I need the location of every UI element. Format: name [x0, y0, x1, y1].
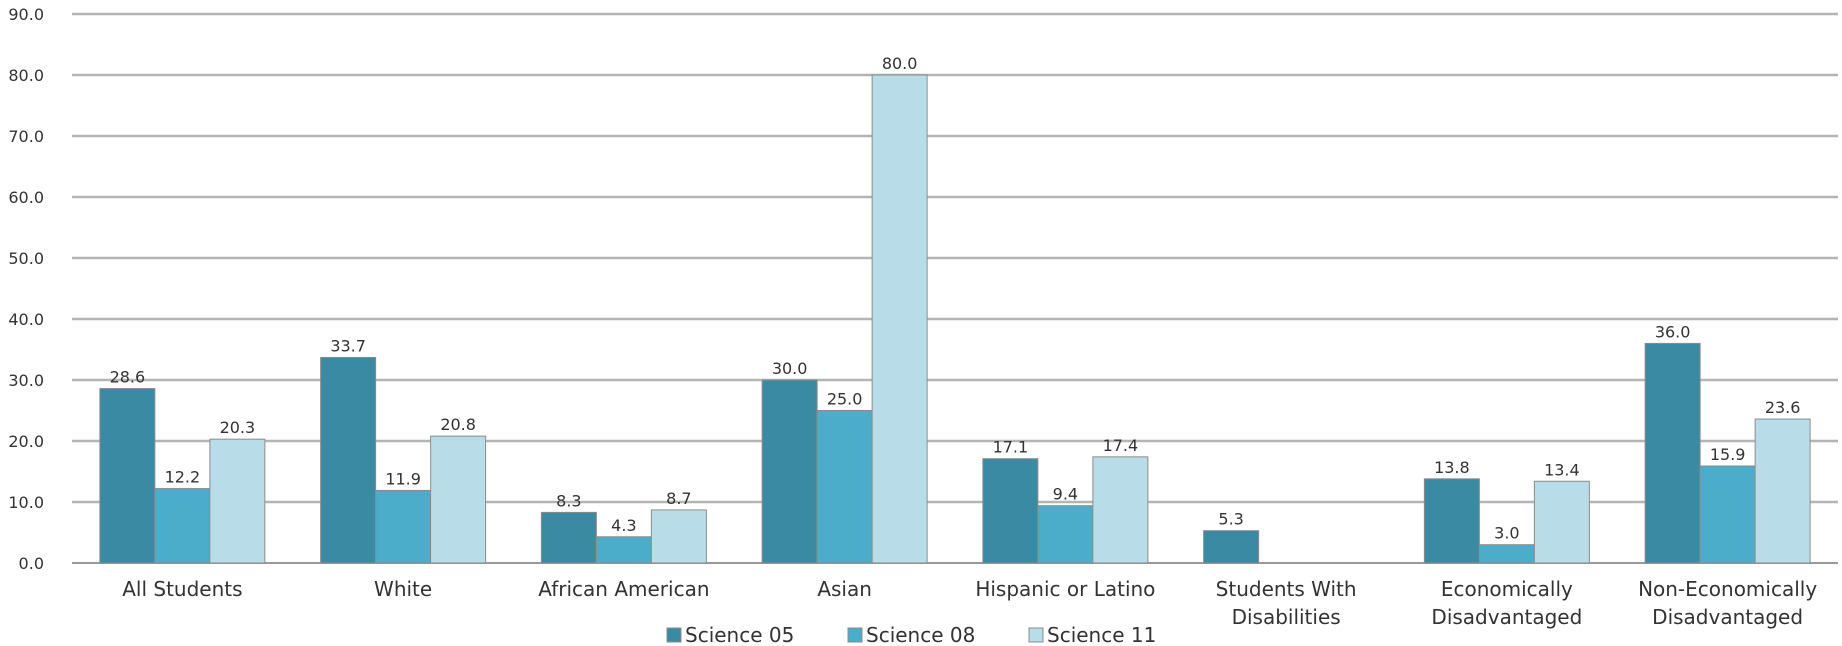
category-label: Economically Disadvantaged [1431, 577, 1582, 629]
data-label: 15.9 [1710, 445, 1746, 464]
legend-swatch [1028, 627, 1044, 643]
bar [650, 509, 707, 564]
legend-label: Science 05 [685, 623, 794, 646]
bar [1754, 418, 1811, 564]
bar [1644, 342, 1701, 564]
data-label: 36.0 [1655, 322, 1691, 341]
data-label: 8.7 [666, 489, 691, 508]
category-label: Asian [817, 577, 872, 601]
legend-label: Science 08 [866, 623, 975, 646]
category-label: All Students [122, 577, 242, 601]
bar [1478, 544, 1535, 564]
bar [430, 435, 487, 564]
data-label: 12.2 [165, 468, 201, 487]
data-label: 3.0 [1494, 524, 1519, 543]
legend: Science 05 Science 08 Science 11 [666, 623, 1156, 646]
data-label: 23.6 [1765, 398, 1801, 417]
data-labels: 28.6 12.2 20.3 33.7 11.9 20.8 8.3 4.3 8.7 30.0 25.… [110, 54, 1801, 543]
bar [540, 511, 597, 564]
bars [99, 74, 1811, 564]
data-label: 9.4 [1053, 485, 1078, 504]
bar [871, 74, 928, 564]
y-tick-label: 50.0 [8, 249, 44, 268]
y-tick-label: 60.0 [8, 188, 44, 207]
bar [320, 356, 377, 564]
bar [595, 536, 652, 564]
data-label: 28.6 [110, 368, 146, 387]
y-tick-label: 0.0 [19, 554, 44, 573]
y-tick-label: 20.0 [8, 432, 44, 451]
category-labels: All Students White African American Asian Hi… [122, 577, 1817, 629]
bar [982, 458, 1039, 564]
bar [375, 489, 432, 564]
data-label: 5.3 [1218, 510, 1243, 529]
bar [1037, 505, 1094, 564]
category-label: White [374, 577, 432, 601]
bar [1092, 456, 1149, 564]
bar [761, 379, 818, 564]
data-label: 13.4 [1544, 460, 1580, 479]
bar [154, 488, 211, 564]
bar [1203, 530, 1260, 564]
y-tick-label: 10.0 [8, 493, 44, 512]
bar [816, 410, 873, 564]
category-label: Hispanic or Latino [975, 577, 1155, 601]
data-label: 80.0 [882, 54, 918, 73]
y-tick-label: 70.0 [8, 127, 44, 146]
data-label: 4.3 [611, 516, 636, 535]
legend-swatch [847, 627, 863, 643]
data-label: 25.0 [827, 390, 863, 409]
y-tick-label: 80.0 [8, 66, 44, 85]
bar [99, 388, 156, 564]
data-label: 8.3 [556, 491, 581, 510]
legend-swatch [666, 627, 682, 643]
category-label: Non-Economically Disadvantaged [1638, 577, 1817, 629]
bar [1533, 480, 1590, 564]
y-tick-label: 40.0 [8, 310, 44, 329]
data-label: 20.8 [440, 415, 476, 434]
legend-label: Science 11 [1047, 623, 1156, 646]
data-label: 20.3 [220, 418, 256, 437]
category-label: African American [538, 577, 709, 601]
y-tick-label: 30.0 [8, 371, 44, 390]
bar [1699, 465, 1756, 564]
bar [209, 438, 266, 564]
y-tick-label: 90.0 [8, 5, 44, 24]
data-label: 13.8 [1434, 458, 1470, 477]
data-label: 30.0 [772, 359, 808, 378]
category-label: Students With Disabilities [1216, 577, 1357, 629]
data-label: 17.1 [993, 438, 1029, 457]
bar [1423, 478, 1480, 564]
y-axis-ticks: 0.0 10.0 20.0 30.0 40.0 50.0 60.0 70.0 80.0 90.0 [8, 5, 44, 573]
data-label: 11.9 [385, 469, 421, 488]
data-label: 33.7 [330, 336, 366, 355]
data-label: 17.4 [1103, 436, 1139, 455]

### Request
Arrange the rows from the line with "category-label: Economically Disadvantaged" through the line with "bar [320, 356, 377, 564]", both included, as a JSON list of strings with one string per line and no blank lines.

### Solution to the exercise
[
  "category-label: Economically Disadvantaged [1431, 577, 1582, 629]",
  "data-label: 15.9 [1710, 445, 1746, 464]",
  "legend-swatch [1028, 627, 1044, 643]",
  "bar [650, 509, 707, 564]",
  "legend-label: Science 05 [685, 623, 794, 646]",
  "bar [1754, 418, 1811, 564]",
  "bar [1644, 342, 1701, 564]",
  "data-label: 36.0 [1655, 322, 1691, 341]",
  "data-label: 8.7 [666, 489, 691, 508]",
  "category-label: Asian [817, 577, 872, 601]",
  "legend-label: Science 08 [866, 623, 975, 646]",
  "category-label: All Students [122, 577, 242, 601]",
  "bar [1478, 544, 1535, 564]",
  "bar [430, 435, 487, 564]",
  "data-label: 12.2 [165, 468, 201, 487]",
  "data-label: 3.0 [1494, 524, 1519, 543]",
  "legend: Science 05 Science 08 Science 11 [666, 623, 1156, 646]",
  "data-label: 23.6 [1765, 398, 1801, 417]",
  "data-labels: 28.6 12.2 20.3 33.7 11.9 20.8 8.3 4.3 8.7 30.0 25.… [110, 54, 1801, 543]",
  "bar [540, 511, 597, 564]",
  "bars [99, 74, 1811, 564]",
  "data-label: 9.4 [1053, 485, 1078, 504]",
  "bar [871, 74, 928, 564]",
  "y-tick-label: 50.0 [8, 249, 44, 268]",
  "y-tick-label: 60.0 [8, 188, 44, 207]",
  "bar [320, 356, 377, 564]"
]